TASK REQUIREMENTS:
Entries follow. Set all of them down as they stand.

SUPPLIED DATA:
[Start]
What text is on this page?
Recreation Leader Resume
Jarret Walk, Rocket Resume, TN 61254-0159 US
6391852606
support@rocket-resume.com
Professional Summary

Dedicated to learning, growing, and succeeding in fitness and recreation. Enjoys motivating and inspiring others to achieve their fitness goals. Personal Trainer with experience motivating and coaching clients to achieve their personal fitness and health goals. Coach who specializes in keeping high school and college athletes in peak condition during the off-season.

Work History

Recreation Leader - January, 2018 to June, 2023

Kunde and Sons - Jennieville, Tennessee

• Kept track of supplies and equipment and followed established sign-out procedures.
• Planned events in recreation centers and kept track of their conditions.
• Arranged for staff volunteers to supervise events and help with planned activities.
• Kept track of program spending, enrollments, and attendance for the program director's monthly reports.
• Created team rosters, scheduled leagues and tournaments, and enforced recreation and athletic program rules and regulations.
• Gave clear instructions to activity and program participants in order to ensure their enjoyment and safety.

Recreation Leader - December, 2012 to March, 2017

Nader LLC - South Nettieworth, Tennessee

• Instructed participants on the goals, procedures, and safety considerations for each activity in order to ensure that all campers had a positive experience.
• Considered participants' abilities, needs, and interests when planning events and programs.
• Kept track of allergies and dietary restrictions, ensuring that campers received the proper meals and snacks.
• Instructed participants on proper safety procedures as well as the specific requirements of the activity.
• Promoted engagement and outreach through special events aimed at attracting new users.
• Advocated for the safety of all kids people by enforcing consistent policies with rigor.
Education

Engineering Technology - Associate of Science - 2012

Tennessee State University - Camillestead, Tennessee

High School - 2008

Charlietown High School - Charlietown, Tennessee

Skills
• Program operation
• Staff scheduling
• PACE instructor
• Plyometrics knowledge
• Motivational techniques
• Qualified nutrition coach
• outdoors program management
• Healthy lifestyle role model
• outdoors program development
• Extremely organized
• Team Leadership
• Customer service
[End]
RESULT:
What text is on this page?
Recreation Leader Resume
Jarret Walk, Rocket Resume, TN 61254-0159 US
6391852606
support@rocket-resume.com
Professional Summary

Dedicated to learning, growing, and succeeding in fitness and recreation. Enjoys motivating and inspiring others to achieve their fitness goals. Personal Trainer with experience motivating and coaching clients to achieve their personal fitness and health goals. Coach who specializes in keeping high school and college athletes in peak condition during the off-season.

Work History

Recreation Leader - January, 2018 to June, 2023

Kunde and Sons - Jennieville, Tennessee

• Kept track of supplies and equipment and followed established sign-out procedures.
• Planned events in recreation centers and kept track of their conditions.
• Arranged for staff volunteers to supervise events and help with planned activities.
• Kept track of program spending, enrollments, and attendance for the program director's monthly reports.
• Created team rosters, scheduled leagues and tournaments, and enforced recreation and athletic program rules and regulations.
• Gave clear instructions to activity and program participants in order to ensure their enjoyment and safety.

Recreation Leader - December, 2012 to March, 2017

Nader LLC - South Nettieworth, Tennessee

• Instructed participants on the goals, procedures, and safety considerations for each activity in order to ensure that all campers had a positive experience.
• Considered participants' abilities, needs, and interests when planning events and programs.
• Kept track of allergies and dietary restrictions, ensuring that campers received the proper meals and snacks.
• Instructed participants on proper safety procedures as well as the specific requirements of the activity.
• Promoted engagement and outreach through special events aimed at attracting new users.
• Advocated for the safety of all kids people by enforcing consistent policies with rigor.
Education

Engineering Technology - Associate of Science - 2012

Tennessee State University - Camillestead, Tennessee

High School - 2008

Charlietown High School - Charlietown, Tennessee

Skills
• Program operation
• Staff scheduling
• PACE instructor
• Plyometrics knowledge
• Motivational techniques
• Qualified nutrition coach
• outdoors program management
• Healthy lifestyle role model
• outdoors program development
• Extremely organized
• Team Leadership
• Customer service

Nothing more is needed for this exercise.